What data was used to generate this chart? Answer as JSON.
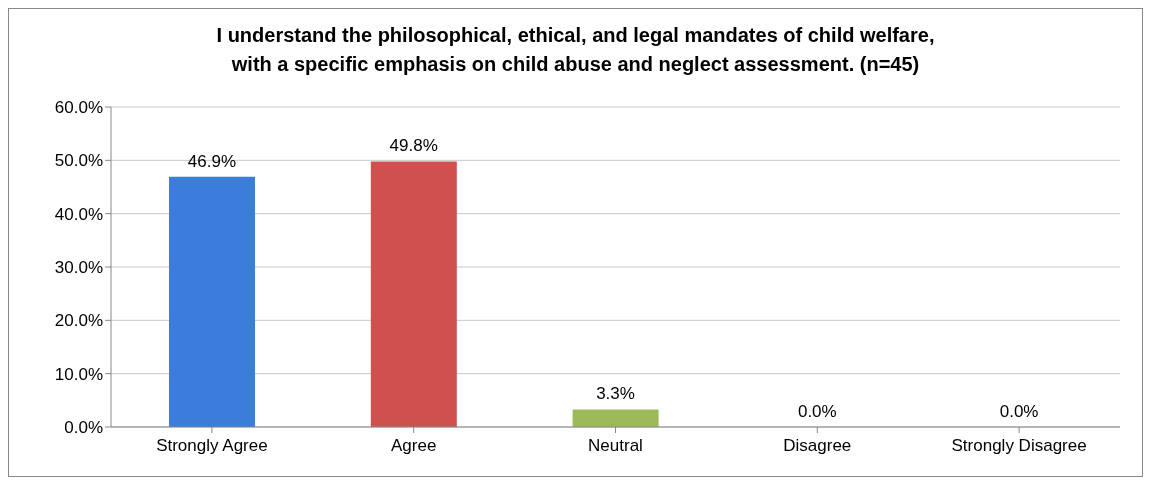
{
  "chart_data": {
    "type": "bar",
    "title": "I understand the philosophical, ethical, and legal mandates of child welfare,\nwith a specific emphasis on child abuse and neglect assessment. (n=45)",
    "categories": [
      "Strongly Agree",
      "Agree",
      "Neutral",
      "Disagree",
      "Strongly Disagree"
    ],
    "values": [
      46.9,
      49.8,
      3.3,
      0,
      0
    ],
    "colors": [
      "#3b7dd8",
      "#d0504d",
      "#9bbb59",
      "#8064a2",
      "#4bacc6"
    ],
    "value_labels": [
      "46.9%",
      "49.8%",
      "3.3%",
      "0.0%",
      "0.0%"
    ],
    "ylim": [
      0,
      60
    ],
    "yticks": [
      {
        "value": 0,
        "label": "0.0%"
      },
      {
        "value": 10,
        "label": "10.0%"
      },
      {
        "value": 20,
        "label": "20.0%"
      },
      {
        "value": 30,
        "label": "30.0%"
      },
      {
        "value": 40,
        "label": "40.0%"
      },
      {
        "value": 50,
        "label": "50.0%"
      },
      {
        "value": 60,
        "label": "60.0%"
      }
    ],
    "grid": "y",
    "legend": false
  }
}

◆ ◆ ◆ ◆ ◆ ◆ ◆

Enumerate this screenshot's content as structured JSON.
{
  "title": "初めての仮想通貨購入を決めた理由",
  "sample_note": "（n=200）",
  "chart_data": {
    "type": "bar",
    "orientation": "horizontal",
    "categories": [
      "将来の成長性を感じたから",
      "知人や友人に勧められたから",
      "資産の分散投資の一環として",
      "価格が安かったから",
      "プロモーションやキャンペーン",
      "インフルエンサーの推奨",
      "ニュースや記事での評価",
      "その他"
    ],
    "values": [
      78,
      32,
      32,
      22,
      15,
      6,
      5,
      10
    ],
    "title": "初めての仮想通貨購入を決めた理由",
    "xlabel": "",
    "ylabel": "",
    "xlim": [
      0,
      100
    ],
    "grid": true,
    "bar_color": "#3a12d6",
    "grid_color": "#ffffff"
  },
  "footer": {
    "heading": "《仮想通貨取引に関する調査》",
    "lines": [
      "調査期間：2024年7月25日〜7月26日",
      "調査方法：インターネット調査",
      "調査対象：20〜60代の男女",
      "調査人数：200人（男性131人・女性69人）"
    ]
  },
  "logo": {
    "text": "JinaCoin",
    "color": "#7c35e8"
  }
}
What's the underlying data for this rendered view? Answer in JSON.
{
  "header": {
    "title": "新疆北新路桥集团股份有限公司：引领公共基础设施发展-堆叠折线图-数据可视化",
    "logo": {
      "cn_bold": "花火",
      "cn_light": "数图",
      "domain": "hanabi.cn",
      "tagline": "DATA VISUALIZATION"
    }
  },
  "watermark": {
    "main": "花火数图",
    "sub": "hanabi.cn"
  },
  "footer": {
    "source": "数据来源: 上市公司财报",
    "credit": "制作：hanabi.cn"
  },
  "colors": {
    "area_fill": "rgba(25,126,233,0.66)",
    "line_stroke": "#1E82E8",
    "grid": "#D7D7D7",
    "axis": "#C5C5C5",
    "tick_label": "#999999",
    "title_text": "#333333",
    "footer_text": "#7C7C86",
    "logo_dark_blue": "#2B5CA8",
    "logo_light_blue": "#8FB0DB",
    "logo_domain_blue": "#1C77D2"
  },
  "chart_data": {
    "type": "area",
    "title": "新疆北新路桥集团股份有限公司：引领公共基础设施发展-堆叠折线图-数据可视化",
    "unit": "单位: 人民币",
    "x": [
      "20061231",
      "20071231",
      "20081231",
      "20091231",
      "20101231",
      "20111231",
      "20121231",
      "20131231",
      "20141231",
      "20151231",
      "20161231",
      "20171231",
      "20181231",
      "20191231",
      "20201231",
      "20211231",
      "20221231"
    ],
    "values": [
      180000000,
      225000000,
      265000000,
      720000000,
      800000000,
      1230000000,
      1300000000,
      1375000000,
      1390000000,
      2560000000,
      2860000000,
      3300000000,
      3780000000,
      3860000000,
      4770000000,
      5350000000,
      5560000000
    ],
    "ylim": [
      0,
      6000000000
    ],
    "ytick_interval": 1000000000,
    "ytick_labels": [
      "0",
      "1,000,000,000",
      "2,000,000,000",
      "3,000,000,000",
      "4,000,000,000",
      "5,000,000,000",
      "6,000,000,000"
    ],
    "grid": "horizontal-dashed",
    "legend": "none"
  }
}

◆ ◆ ◆ ◆ ◆ ◆ ◆

* _Short problem_
Gather each line in the entries above where the string "初めての仮想通貨購入を決めた理由" is found.

* _Answer below_
  "title": "初めての仮想通貨購入を決めた理由",
    "title": "初めての仮想通貨購入を決めた理由",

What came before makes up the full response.